**Selected excerpt**
Of the last 5 HB machines I have owned, the oldest turns 8 years in April (best bud owns it) ~ she's never been to the shop and is still on this years repairable list.....


----------



## huxIIIhammer (Feb 28, 2005)

sfw1960 said:


> I ran Lowrance products for 25 years....
> None of these are perfect, but I can't say any of my units lock up.
> _CHIRP _is kind of a buzz word, my stuff uses a fixed frequency where "Chirp" sweeps a frequency spectrum and usually is good at noise rejection as well as slightly better definition. Better penetration in DEEPER water is where it shows the difference...
> Of the last 5 HB machines I have owned, the oldest turns 8 years in April (best bud owns it) ~ she's never been to the shop and is still on this years repairable list.....


I wish I knew 1 tenth as much as you Robert about sonar! You da man!


----------



## sfw1960 (Apr 7, 2002)

LOL... TY for the kind words Huxsy ~ I used to sell a bunch of marine electronics, been using the Sonar & Nav stuff for about 25 years and I've met guys that can baffle me with what they know...

**Data provided**
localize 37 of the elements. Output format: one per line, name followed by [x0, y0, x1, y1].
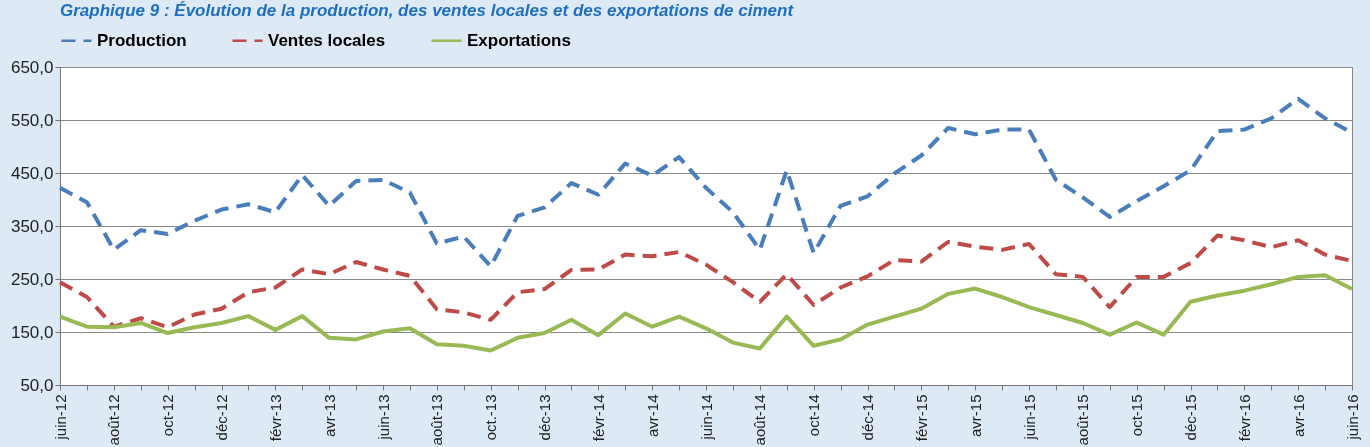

**Task requirements**
Pick up the sonar forum thread after its last sentence and keep it going. The material plays no part here.

**Task answer**
I was lucky to have a job I could learn all I wanted at, plus being the 1st guy in GR to ever sell West Michigan the first LCD graphs was kind of a cool experience too.


I often hear guys say "I only use that for the depth" and I myself _can _fish _without _them, but it all adds to the bottom line & personal experience.
Why would a cheap skate like me put over $5k in electronics on my boat if I didn't think they were helpful??
You look at the Pro Staffers & they have 1 big screen for each eyeball, and a set for the bow AND the helm.
:lol:

PARTY ON!



NittanyDoug said:


> No personal experience on the elites on the hardwater, but for the x67 and m68 if there were other graphs near by you needed to adjust the noise rejection. It helps in the shallow too I think because the return signal is so fast.


You can also vary your ping speed to reduce cross talk as well.


----------



## FishKilla419 (Feb 22, 2008)

sfw1960 said:


> LOL... TY for the kind words Huxsy ~ I used to sell a bunch of marine electronics, been using the Sonar & Nav stuff for about 25 years and I've met guys that can baffle me with what they know...
> I was lucky to have a job I could learn all I wanted at, plus being the 1st guy in GR to ever sell West Michigan the first LCD graphs was kind of a cool experience too.
> 
> 
> ...


Figured out the ping speed the other day.


----------



## huxIIIhammer (Feb 28, 2005)

That is very cool Robert!


----------



## sfw1960 (Apr 7, 2002)

FishKilla419 said:


> Figured out the ping speed the other day.


Works good, don't it?


huxIIIhammer said:


> That is very cool Robert!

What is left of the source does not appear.